▶ [Short problem] Find all lines in the records that include the word "those", and copy them out.

▶ [Entries]
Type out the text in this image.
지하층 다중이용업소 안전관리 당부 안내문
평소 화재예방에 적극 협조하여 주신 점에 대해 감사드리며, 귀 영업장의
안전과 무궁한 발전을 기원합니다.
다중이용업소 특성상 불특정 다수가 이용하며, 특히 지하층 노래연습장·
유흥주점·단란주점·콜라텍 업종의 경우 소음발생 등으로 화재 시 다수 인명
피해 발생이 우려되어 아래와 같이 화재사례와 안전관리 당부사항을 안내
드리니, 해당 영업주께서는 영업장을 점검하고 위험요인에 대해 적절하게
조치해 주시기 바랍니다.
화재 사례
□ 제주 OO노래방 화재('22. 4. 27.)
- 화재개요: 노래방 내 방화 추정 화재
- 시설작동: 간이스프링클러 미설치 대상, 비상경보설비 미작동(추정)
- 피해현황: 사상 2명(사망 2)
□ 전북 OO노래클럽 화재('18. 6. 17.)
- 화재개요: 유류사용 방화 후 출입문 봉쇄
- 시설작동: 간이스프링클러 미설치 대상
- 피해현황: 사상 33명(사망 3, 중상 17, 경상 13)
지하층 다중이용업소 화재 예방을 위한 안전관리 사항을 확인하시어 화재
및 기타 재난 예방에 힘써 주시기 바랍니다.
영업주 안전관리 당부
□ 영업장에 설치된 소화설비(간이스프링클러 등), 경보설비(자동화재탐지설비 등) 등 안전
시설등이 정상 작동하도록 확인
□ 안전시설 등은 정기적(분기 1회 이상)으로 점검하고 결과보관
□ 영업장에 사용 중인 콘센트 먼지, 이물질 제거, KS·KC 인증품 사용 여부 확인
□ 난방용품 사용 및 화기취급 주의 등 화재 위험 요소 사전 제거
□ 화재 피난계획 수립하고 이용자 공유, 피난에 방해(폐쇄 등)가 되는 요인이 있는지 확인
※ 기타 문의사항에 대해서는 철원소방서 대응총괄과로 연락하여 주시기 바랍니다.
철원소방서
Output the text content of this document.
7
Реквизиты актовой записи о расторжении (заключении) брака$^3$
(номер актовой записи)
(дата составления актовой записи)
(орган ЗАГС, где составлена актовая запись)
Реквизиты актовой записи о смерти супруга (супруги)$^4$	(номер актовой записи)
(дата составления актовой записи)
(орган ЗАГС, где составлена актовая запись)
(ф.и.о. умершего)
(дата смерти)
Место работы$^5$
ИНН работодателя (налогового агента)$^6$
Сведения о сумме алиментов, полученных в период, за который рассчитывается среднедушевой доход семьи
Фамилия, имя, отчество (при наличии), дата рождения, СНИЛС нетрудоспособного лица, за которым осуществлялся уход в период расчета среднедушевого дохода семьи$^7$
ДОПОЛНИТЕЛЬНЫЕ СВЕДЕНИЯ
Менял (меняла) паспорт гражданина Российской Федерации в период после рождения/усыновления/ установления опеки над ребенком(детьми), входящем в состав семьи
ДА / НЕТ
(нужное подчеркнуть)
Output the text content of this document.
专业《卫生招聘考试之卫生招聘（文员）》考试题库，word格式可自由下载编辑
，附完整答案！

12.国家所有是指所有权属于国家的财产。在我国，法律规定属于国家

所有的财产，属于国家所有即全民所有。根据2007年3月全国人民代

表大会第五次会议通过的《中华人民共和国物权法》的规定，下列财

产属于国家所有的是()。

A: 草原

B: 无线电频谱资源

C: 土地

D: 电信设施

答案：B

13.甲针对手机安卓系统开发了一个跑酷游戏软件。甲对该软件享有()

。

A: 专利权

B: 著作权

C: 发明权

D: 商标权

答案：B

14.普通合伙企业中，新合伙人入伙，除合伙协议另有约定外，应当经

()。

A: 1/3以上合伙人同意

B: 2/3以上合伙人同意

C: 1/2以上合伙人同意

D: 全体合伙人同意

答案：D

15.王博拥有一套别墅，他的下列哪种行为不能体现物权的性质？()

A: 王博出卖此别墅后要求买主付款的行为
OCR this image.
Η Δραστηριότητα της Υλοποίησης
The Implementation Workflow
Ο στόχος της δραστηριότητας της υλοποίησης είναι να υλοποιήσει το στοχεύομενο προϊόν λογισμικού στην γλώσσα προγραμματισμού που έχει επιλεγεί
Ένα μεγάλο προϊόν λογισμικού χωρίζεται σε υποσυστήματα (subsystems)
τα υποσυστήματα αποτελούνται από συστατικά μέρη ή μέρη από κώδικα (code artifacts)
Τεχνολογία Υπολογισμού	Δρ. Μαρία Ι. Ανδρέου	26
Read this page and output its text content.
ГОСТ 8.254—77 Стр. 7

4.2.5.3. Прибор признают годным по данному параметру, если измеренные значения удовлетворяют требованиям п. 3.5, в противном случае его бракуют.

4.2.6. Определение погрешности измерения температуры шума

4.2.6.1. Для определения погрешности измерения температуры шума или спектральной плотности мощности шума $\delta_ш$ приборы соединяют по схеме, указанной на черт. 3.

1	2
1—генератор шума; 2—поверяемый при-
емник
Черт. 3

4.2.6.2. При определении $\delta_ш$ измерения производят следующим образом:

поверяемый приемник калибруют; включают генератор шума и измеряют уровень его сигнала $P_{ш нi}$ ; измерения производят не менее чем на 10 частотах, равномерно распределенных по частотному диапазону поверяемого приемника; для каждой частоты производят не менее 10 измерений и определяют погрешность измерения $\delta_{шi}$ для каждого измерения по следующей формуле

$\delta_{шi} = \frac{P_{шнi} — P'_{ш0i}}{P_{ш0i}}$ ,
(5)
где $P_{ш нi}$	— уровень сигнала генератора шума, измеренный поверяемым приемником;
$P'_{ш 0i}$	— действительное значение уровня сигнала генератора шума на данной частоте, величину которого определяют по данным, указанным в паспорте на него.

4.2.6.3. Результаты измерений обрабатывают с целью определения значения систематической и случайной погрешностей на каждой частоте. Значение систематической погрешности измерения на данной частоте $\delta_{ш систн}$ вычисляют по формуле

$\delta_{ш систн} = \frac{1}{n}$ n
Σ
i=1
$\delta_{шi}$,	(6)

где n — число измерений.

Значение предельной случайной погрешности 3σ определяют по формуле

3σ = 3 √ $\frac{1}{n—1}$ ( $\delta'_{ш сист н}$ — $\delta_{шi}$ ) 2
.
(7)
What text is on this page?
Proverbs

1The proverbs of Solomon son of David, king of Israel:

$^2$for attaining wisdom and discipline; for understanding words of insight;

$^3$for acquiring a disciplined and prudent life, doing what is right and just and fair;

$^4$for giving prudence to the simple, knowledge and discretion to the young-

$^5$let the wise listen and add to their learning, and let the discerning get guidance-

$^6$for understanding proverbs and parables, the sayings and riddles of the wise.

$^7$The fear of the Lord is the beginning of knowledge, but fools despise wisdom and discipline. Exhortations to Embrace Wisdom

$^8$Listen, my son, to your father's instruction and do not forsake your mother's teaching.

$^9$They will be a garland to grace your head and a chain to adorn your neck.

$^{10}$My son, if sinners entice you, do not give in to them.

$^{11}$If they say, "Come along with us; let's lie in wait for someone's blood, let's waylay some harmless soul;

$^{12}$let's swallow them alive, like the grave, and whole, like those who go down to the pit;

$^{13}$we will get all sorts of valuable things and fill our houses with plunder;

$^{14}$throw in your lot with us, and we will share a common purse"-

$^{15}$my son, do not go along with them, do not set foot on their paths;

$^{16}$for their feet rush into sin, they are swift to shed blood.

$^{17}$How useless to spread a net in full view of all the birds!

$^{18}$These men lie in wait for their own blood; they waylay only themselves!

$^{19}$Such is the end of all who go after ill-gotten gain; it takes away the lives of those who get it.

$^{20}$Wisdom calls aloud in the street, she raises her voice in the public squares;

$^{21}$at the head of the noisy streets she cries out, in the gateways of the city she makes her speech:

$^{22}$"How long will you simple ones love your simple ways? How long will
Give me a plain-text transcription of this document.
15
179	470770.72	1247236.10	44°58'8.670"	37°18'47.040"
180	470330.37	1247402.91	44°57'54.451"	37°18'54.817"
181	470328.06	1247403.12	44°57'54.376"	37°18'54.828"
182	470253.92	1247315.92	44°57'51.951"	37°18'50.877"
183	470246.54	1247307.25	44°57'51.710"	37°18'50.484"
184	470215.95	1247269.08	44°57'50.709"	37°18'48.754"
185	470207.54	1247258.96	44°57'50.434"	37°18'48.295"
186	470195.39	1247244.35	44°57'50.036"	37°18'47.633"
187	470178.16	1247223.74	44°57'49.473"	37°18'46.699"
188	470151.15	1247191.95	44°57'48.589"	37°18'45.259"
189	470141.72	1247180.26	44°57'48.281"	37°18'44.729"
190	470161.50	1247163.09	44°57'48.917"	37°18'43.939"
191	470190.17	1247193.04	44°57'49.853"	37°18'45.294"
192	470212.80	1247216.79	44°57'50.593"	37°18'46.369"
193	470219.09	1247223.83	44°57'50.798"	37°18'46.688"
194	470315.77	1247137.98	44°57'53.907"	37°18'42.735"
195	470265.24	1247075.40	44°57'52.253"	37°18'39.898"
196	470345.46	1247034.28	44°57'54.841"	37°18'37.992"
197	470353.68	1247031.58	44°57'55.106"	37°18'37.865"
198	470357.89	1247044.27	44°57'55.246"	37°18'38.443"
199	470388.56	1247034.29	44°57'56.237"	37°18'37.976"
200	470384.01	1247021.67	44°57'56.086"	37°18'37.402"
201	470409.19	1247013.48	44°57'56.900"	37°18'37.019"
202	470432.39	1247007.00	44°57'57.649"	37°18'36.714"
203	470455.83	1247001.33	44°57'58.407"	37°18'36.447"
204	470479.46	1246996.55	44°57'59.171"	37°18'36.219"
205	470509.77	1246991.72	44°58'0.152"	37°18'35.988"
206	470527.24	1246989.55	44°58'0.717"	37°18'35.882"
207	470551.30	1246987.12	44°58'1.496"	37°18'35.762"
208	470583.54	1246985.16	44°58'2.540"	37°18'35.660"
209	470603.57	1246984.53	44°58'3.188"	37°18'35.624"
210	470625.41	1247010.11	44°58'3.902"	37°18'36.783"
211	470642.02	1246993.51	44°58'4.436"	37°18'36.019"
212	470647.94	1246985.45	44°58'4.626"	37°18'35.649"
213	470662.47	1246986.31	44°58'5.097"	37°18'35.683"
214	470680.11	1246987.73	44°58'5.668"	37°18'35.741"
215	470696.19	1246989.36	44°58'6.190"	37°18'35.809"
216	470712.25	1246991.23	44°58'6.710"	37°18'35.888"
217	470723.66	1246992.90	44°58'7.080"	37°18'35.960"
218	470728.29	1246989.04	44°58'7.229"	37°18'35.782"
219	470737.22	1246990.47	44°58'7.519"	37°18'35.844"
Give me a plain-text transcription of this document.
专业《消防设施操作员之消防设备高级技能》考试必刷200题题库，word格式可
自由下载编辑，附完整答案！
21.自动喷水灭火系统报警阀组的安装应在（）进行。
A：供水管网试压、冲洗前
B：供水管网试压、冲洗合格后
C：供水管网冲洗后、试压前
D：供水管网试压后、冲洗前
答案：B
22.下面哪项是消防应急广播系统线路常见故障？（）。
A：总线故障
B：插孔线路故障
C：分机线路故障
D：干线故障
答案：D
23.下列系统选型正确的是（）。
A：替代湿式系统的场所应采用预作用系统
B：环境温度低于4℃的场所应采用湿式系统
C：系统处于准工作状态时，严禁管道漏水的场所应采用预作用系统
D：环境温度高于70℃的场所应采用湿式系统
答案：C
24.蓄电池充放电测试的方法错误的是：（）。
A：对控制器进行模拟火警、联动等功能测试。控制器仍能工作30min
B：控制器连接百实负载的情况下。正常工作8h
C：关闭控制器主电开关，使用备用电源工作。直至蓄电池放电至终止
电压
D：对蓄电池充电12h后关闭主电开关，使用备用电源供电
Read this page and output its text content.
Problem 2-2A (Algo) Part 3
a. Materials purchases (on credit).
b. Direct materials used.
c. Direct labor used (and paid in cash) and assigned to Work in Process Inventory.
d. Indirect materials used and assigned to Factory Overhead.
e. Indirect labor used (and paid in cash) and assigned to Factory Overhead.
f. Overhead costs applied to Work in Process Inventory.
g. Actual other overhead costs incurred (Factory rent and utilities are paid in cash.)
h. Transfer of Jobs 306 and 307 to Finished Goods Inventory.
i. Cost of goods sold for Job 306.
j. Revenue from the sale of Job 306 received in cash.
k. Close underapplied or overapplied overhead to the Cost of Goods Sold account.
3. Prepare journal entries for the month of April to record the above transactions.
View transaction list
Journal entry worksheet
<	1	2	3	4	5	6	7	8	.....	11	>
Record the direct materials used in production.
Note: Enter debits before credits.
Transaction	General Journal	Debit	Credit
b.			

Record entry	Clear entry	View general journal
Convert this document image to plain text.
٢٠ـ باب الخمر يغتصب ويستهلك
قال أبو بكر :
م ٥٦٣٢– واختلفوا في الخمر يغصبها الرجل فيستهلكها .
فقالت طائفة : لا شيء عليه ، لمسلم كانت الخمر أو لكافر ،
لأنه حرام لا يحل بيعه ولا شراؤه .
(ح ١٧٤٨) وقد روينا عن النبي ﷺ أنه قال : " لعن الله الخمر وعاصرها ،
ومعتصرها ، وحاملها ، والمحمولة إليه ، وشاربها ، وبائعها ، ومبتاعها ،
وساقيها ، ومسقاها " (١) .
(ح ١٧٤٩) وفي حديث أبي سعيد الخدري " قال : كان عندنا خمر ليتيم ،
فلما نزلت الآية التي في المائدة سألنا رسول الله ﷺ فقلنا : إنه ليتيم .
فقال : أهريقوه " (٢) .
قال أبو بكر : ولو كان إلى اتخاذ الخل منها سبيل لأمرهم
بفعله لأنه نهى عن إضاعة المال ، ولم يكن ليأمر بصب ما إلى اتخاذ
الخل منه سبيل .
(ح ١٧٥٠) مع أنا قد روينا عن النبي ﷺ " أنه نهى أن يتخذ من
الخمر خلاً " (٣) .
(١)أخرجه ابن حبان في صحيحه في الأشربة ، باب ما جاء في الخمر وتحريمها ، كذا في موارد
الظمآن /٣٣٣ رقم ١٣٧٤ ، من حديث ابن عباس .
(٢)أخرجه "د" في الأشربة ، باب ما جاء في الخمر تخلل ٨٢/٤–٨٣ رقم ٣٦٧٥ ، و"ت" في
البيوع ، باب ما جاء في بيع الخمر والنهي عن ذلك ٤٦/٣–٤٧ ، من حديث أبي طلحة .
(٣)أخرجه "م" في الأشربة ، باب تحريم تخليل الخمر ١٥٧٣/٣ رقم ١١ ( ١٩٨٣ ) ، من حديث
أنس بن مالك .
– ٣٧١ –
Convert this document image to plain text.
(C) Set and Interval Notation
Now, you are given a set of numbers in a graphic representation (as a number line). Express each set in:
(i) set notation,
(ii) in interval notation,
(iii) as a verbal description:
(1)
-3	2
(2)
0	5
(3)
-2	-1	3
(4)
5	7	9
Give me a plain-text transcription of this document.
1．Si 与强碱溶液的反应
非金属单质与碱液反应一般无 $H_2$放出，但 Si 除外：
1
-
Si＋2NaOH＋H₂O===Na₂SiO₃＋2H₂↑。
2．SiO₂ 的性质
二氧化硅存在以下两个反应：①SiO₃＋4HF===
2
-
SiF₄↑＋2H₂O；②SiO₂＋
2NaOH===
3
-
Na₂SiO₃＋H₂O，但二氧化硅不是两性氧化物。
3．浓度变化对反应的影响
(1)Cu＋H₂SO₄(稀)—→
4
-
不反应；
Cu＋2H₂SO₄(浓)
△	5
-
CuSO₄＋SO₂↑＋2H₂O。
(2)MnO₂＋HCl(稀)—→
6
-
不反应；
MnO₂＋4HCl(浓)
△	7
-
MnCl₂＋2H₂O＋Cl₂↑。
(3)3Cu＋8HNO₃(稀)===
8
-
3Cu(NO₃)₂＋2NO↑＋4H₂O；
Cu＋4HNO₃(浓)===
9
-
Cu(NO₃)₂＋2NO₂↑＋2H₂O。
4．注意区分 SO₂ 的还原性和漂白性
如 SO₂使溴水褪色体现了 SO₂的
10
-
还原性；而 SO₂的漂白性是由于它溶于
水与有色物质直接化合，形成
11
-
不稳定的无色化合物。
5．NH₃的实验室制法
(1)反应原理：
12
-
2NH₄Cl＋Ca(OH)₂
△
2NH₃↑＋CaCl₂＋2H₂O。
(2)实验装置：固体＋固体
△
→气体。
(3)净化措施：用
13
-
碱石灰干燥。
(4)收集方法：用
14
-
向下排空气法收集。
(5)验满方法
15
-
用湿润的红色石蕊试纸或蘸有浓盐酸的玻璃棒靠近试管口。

▶ [Complete answer]
$^{12}$let's swallow them alive, like the grave, and whole, like those who go down to the pit;
$^{19}$Such is the end of all who go after ill-gotten gain; it takes away the lives of those who get it.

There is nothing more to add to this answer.